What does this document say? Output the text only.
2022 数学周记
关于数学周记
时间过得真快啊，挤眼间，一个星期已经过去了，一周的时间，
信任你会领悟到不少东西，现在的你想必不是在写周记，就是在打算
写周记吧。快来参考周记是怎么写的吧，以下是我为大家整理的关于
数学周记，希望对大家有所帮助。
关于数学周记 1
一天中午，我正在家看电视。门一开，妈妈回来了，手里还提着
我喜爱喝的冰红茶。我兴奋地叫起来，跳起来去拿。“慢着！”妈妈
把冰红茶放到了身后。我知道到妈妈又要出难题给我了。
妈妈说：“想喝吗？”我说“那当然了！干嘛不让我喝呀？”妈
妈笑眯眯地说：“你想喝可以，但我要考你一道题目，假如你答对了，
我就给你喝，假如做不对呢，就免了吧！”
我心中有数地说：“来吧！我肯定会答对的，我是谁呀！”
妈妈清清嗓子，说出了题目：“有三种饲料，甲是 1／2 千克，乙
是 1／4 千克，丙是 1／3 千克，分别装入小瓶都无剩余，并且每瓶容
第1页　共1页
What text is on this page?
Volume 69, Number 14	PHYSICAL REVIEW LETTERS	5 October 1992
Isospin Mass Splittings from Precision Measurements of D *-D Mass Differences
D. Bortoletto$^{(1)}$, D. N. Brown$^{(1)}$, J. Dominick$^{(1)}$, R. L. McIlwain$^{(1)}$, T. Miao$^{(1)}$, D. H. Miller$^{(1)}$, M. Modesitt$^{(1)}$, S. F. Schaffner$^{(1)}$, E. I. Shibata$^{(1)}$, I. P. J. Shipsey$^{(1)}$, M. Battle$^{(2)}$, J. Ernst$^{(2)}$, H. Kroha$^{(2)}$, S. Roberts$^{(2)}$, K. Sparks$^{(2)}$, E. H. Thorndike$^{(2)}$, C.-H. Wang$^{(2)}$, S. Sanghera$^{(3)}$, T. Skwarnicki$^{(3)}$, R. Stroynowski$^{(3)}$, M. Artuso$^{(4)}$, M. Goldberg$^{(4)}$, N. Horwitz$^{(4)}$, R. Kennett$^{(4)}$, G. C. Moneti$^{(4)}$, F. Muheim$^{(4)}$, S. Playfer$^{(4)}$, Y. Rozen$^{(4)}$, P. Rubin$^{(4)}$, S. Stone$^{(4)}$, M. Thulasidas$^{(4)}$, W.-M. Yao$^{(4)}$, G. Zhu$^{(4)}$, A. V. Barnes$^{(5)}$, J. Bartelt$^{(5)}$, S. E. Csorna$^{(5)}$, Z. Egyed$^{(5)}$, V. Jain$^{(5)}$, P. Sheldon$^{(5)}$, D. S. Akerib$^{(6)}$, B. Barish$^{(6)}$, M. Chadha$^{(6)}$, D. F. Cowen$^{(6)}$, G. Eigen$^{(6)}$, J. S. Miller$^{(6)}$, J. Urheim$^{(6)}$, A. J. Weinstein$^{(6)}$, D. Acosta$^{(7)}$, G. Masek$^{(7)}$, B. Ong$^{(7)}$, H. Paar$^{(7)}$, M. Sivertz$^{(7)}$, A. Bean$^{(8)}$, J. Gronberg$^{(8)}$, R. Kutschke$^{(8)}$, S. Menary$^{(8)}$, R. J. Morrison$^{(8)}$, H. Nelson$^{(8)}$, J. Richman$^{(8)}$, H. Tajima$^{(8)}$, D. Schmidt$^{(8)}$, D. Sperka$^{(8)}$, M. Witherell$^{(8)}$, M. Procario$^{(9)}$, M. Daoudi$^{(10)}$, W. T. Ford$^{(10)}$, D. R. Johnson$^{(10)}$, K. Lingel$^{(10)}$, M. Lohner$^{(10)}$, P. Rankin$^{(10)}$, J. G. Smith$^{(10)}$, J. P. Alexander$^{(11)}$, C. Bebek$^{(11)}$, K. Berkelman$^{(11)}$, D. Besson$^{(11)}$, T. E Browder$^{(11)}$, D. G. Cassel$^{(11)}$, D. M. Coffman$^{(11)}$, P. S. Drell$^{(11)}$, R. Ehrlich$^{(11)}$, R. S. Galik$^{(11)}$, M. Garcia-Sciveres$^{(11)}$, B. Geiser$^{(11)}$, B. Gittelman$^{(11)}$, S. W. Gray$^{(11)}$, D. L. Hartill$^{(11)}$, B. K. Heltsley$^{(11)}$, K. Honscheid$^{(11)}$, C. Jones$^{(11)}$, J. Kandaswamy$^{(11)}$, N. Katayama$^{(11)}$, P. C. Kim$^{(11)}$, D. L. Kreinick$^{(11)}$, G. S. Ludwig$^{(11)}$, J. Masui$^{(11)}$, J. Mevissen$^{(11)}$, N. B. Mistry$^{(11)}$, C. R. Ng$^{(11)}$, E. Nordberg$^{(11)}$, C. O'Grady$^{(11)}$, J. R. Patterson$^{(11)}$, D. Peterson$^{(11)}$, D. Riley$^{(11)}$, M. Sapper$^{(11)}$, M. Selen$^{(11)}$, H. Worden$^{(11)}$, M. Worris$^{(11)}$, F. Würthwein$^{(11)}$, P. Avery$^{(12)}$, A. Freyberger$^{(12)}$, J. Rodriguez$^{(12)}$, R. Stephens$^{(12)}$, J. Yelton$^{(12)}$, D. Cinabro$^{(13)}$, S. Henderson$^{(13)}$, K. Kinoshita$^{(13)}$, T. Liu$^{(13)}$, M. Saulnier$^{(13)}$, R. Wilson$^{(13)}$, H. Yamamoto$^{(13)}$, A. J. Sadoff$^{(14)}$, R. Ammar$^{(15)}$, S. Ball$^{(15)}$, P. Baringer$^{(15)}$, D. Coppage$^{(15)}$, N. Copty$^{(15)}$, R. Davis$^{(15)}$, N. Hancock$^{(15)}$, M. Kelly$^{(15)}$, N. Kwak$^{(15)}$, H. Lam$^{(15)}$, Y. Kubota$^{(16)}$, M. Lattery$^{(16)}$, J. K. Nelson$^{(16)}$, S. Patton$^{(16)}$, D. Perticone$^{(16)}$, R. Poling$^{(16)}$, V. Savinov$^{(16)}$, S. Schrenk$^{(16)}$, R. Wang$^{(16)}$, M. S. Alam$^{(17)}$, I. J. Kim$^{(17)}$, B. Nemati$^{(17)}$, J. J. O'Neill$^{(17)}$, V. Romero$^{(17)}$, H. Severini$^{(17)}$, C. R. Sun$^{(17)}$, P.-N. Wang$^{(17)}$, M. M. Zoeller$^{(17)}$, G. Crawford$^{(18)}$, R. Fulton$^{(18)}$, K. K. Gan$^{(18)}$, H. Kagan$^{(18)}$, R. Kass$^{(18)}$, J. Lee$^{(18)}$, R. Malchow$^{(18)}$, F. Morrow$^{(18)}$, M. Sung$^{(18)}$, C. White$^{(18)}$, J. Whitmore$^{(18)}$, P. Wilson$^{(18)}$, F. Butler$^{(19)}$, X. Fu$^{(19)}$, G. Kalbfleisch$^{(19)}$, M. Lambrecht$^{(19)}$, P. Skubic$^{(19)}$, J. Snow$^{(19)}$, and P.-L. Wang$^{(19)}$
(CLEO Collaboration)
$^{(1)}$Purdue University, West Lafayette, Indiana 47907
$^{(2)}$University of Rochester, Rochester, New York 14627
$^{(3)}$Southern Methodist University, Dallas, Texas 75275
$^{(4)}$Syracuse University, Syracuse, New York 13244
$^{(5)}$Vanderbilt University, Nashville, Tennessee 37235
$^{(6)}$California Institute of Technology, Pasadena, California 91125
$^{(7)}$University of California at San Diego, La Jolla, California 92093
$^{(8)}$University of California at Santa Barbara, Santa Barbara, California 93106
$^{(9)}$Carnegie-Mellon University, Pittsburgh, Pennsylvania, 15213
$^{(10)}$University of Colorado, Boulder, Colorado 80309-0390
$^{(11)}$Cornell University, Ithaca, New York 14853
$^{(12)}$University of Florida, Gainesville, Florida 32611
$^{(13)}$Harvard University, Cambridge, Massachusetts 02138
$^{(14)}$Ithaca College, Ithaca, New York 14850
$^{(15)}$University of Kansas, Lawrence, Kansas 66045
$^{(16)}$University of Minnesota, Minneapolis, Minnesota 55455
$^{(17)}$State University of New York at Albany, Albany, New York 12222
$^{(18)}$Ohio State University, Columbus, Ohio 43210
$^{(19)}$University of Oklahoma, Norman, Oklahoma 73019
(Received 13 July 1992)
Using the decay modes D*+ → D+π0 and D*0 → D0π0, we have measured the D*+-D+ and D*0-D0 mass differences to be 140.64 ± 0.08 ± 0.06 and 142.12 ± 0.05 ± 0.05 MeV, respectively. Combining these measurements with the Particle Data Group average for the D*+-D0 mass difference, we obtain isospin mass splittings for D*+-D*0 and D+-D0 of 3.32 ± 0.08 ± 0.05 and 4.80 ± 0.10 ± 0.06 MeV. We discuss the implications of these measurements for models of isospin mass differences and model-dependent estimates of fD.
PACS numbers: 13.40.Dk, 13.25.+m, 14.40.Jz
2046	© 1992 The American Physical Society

::::::::::

> [To be done]
Give only the count of lines in which the string "California" appears.

> [Task response]
3